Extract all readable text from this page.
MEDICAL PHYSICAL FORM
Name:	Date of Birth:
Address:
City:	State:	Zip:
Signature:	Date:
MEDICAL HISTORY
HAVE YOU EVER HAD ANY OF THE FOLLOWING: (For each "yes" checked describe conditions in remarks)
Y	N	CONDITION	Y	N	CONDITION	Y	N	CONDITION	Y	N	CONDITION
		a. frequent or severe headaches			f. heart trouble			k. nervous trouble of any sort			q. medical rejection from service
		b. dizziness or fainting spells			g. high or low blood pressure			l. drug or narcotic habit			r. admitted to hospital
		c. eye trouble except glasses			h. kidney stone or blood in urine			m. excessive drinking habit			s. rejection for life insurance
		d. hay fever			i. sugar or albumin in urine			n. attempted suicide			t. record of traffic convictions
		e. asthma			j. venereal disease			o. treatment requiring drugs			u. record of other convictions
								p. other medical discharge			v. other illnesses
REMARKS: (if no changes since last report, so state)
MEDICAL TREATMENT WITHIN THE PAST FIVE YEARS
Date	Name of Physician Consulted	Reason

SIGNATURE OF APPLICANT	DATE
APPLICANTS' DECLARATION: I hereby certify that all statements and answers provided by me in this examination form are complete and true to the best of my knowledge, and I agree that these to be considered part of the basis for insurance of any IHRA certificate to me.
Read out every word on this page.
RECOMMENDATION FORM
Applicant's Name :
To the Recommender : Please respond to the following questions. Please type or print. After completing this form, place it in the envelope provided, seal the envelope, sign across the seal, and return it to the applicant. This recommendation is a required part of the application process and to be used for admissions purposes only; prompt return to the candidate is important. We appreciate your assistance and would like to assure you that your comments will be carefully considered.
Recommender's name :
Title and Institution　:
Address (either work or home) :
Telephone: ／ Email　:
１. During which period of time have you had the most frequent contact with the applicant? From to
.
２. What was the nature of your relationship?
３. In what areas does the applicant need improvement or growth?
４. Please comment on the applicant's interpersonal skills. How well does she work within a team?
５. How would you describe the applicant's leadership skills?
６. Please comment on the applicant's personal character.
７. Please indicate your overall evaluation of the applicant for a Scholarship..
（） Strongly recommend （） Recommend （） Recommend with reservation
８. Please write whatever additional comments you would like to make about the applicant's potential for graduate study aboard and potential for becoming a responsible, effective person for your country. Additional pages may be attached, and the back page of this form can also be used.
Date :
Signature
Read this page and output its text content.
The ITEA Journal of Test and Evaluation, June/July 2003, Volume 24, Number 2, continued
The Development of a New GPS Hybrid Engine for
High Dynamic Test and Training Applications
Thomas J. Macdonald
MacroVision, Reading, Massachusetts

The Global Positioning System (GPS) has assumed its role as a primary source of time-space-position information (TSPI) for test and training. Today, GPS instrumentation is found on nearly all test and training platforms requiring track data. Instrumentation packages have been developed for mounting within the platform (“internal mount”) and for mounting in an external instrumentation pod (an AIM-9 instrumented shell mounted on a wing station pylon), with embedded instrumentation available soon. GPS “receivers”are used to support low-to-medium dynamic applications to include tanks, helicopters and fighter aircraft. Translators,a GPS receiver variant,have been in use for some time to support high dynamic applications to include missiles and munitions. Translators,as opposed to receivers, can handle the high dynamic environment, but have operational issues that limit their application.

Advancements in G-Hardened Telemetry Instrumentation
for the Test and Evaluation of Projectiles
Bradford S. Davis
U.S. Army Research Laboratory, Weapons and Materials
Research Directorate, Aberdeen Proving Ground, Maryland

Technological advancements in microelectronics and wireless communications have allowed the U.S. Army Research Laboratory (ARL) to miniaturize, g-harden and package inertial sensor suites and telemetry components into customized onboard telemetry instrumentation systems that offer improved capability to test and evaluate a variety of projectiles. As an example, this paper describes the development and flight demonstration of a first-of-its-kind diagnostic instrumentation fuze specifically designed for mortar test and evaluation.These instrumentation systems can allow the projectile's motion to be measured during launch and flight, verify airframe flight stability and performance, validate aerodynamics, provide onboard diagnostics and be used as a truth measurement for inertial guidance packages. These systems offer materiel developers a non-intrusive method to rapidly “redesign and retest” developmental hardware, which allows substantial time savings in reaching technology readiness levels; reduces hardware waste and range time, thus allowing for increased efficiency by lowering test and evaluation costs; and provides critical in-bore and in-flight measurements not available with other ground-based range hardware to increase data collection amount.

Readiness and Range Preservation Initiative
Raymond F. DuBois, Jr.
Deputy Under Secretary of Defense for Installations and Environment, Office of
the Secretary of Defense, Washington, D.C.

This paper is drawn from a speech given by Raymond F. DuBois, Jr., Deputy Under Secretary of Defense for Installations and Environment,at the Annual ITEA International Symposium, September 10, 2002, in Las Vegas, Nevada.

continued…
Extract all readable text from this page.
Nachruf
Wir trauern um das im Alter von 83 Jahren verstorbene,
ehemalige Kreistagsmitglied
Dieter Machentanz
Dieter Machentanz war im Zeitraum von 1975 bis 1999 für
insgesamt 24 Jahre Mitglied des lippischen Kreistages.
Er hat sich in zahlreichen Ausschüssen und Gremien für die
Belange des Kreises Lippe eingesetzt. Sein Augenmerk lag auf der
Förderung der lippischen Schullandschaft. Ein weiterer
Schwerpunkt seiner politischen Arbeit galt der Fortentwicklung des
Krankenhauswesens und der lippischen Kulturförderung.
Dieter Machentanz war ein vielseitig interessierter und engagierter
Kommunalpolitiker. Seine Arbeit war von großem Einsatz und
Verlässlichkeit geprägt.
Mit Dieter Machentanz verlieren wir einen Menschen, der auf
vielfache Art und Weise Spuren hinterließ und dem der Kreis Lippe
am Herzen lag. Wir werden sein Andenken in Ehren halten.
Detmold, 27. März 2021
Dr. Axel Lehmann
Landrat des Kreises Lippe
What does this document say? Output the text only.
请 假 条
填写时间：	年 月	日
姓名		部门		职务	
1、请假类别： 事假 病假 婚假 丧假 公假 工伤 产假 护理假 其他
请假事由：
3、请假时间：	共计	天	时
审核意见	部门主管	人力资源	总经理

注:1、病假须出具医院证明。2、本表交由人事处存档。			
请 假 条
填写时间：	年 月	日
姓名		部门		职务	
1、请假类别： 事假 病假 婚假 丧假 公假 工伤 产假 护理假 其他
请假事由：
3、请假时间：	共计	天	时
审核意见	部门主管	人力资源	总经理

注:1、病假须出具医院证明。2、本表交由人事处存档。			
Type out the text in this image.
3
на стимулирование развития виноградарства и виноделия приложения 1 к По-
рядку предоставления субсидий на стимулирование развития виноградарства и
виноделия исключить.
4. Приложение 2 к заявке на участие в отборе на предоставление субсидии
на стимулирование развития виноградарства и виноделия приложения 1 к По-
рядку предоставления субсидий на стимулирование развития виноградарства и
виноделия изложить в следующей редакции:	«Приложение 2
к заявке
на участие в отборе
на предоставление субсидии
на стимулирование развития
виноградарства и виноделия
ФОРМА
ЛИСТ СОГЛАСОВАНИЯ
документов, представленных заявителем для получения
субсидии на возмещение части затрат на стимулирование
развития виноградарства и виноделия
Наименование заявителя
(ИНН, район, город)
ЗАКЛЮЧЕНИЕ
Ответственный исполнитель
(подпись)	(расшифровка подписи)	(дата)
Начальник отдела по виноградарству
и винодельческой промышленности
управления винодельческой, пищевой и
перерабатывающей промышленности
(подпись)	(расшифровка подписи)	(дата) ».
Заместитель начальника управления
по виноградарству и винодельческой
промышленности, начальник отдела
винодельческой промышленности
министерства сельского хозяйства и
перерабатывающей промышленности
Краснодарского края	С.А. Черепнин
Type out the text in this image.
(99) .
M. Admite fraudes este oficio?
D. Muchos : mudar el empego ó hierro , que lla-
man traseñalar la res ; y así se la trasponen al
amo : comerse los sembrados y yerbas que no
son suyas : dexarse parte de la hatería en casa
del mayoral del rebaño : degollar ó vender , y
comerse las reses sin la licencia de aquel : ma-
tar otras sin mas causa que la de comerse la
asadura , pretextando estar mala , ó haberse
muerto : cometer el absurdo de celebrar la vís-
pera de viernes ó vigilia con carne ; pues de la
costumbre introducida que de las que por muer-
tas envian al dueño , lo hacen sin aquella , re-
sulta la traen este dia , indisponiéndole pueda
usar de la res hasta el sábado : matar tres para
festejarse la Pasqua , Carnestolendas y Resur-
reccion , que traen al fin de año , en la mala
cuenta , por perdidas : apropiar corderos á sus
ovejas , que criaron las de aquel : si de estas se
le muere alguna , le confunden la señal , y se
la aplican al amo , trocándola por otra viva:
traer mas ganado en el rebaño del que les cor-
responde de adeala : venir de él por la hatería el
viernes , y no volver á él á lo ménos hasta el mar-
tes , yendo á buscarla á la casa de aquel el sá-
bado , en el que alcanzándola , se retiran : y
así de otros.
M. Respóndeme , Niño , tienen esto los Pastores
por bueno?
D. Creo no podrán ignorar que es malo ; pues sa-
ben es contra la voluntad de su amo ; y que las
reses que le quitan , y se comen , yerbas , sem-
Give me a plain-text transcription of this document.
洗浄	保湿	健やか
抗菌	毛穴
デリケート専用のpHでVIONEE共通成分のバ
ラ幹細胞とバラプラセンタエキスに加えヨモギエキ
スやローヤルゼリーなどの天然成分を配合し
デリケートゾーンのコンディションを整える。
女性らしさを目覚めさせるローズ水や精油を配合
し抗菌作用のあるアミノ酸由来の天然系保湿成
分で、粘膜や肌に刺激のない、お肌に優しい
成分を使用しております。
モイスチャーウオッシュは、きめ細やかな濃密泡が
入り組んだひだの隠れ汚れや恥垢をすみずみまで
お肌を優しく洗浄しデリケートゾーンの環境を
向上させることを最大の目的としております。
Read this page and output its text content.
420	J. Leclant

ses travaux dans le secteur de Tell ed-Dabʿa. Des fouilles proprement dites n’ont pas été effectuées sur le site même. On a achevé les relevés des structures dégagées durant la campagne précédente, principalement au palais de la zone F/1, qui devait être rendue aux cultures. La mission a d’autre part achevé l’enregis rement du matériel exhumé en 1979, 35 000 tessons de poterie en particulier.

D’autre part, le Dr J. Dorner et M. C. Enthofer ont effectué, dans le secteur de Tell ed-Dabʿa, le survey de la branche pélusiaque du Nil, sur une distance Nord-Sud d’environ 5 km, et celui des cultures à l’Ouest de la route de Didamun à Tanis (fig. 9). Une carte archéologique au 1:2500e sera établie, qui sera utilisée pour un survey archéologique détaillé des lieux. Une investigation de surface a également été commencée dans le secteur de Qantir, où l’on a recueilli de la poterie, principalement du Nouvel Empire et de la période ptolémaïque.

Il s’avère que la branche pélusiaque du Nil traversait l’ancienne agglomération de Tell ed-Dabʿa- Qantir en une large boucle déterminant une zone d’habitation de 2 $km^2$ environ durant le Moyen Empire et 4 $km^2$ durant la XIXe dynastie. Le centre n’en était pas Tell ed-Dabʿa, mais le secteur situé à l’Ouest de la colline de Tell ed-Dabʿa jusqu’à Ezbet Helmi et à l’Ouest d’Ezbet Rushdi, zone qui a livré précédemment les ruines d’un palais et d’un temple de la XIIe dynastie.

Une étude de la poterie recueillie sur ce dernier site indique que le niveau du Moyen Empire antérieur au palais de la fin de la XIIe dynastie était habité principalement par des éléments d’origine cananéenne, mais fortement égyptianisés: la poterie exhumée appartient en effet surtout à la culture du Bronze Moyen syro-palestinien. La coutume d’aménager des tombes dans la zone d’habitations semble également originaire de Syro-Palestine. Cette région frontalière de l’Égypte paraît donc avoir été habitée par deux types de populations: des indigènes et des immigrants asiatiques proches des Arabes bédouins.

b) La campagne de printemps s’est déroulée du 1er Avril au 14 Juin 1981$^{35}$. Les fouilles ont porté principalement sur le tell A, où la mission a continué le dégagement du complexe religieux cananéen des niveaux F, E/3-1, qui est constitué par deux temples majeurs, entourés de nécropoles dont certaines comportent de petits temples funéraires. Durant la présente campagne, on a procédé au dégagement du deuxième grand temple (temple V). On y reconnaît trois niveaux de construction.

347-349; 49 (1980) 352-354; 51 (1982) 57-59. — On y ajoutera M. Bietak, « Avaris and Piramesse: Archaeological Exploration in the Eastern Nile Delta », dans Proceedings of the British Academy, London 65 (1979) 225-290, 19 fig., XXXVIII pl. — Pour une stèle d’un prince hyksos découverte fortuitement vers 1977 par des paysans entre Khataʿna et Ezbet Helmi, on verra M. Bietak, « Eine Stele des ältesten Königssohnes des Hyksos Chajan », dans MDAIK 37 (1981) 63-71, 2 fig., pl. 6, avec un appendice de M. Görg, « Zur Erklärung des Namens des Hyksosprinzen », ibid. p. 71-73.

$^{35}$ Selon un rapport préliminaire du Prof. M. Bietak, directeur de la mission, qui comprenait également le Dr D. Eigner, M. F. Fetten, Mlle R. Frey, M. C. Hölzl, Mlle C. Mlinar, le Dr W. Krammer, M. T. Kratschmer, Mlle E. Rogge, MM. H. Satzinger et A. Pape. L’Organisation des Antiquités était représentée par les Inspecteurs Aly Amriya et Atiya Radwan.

++++++++++

- TASK -
Select every line in the material above where the string "record" occurs, and copy it.

- RESULT FOR THIS TASK -
		d. hay fever			i. sugar or albumin in urine			n. attempted suicide			t. record of traffic convictions
		e. asthma			j. venereal disease			o. treatment requiring drugs			u. record of other convictions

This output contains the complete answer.